■ Set problem ■
Copy the items from the line with "Find all labels, buttons, inputs, and" to the line with "audio-bars-icon (534, 62, 574, 95)", swapping "chevron-right-icon" for "arrow-right-icon" and keeping everything else the same. Leave the pictures out.

■ The data ■
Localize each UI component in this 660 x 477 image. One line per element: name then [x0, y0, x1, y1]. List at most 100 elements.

--

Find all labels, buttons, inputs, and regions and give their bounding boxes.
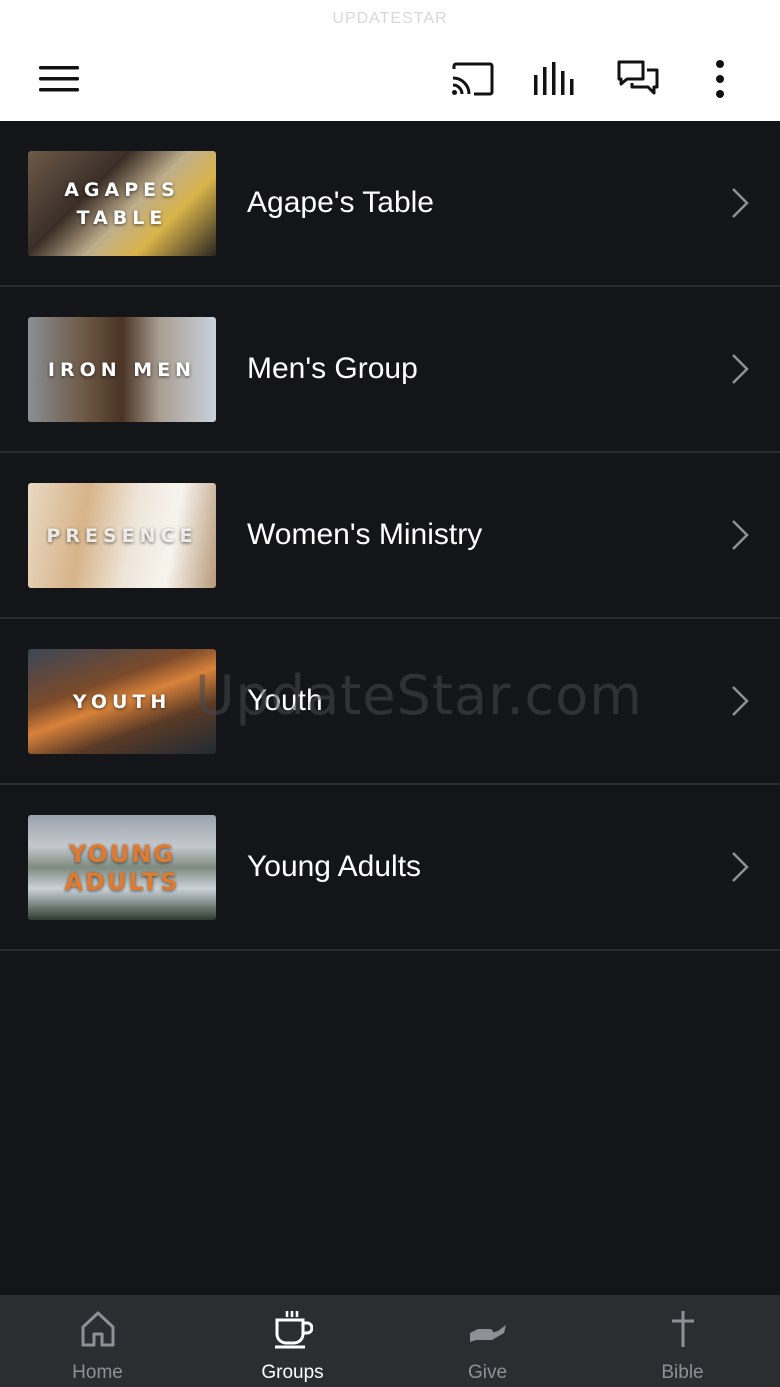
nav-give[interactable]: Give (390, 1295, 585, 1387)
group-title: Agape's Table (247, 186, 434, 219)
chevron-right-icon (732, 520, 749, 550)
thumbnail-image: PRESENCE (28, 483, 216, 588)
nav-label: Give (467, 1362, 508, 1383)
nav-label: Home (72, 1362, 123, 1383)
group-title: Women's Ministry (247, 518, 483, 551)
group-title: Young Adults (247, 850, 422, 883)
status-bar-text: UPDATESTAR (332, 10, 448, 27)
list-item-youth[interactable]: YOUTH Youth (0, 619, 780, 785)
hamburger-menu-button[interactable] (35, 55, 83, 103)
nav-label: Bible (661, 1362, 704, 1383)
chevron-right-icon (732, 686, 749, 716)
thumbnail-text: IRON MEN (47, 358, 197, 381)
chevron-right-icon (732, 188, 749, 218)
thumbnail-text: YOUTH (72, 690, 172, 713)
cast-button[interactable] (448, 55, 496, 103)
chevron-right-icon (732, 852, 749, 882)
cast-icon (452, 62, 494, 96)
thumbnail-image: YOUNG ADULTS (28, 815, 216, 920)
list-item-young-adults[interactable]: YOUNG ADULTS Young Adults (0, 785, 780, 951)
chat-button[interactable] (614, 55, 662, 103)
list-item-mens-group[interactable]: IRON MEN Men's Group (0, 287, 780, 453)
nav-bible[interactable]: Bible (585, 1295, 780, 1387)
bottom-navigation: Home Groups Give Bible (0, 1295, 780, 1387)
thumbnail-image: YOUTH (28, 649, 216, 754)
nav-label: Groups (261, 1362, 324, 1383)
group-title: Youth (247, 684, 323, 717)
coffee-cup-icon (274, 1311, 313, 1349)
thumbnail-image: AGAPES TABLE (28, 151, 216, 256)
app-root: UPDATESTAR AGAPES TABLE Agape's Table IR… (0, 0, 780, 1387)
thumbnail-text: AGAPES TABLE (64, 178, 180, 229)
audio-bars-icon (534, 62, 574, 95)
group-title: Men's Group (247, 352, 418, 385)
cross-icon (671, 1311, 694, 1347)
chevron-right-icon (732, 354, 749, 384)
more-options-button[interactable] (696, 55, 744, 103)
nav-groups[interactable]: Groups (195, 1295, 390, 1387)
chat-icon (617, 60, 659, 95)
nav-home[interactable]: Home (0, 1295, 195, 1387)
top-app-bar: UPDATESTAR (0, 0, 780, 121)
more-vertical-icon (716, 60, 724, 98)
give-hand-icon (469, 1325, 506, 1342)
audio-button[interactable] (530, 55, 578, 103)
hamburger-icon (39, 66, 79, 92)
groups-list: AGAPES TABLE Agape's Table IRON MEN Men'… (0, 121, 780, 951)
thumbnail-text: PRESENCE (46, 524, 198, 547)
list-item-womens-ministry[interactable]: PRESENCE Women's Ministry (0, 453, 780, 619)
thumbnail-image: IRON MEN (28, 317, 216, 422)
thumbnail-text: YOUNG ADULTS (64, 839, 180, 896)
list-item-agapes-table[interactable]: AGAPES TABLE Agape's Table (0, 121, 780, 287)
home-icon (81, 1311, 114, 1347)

■ Written reply ■
Find all labels, buttons, inputs, and regions and give their bounding boxes.
nav-give[interactable]: Give (390, 1295, 585, 1387)
group-title: Agape's Table (247, 186, 434, 219)
arrow-right-icon (732, 520, 749, 550)
thumbnail-image: PRESENCE (28, 483, 216, 588)
nav-label: Give (467, 1362, 508, 1383)
nav-label: Home (72, 1362, 123, 1383)
group-title: Women's Ministry (247, 518, 483, 551)
group-title: Young Adults (247, 850, 422, 883)
status-bar-text: UPDATESTAR (332, 10, 448, 27)
list-item-youth[interactable]: YOUTH Youth (0, 619, 780, 785)
hamburger-menu-button[interactable] (35, 55, 83, 103)
nav-label: Bible (661, 1362, 704, 1383)
arrow-right-icon (732, 686, 749, 716)
thumbnail-text: IRON MEN (47, 358, 197, 381)
arrow-right-icon (732, 188, 749, 218)
thumbnail-text: YOUTH (72, 690, 172, 713)
cast-button[interactable] (448, 55, 496, 103)
arrow-right-icon (732, 852, 749, 882)
cast-icon (452, 62, 494, 96)
thumbnail-image: YOUNG ADULTS (28, 815, 216, 920)
list-item-young-adults[interactable]: YOUNG ADULTS Young Adults (0, 785, 780, 951)
chat-button[interactable] (614, 55, 662, 103)
list-item-mens-group[interactable]: IRON MEN Men's Group (0, 287, 780, 453)
nav-bible[interactable]: Bible (585, 1295, 780, 1387)
bottom-navigation: Home Groups Give Bible (0, 1295, 780, 1387)
thumbnail-image: YOUTH (28, 649, 216, 754)
nav-label: Groups (261, 1362, 324, 1383)
group-title: Youth (247, 684, 323, 717)
coffee-cup-icon (274, 1311, 313, 1349)
thumbnail-image: AGAPES TABLE (28, 151, 216, 256)
app-root: UPDATESTAR AGAPES TABLE Agape's Table IR… (0, 0, 780, 1387)
thumbnail-text: AGAPES TABLE (64, 178, 180, 229)
audio-bars-icon (534, 62, 574, 95)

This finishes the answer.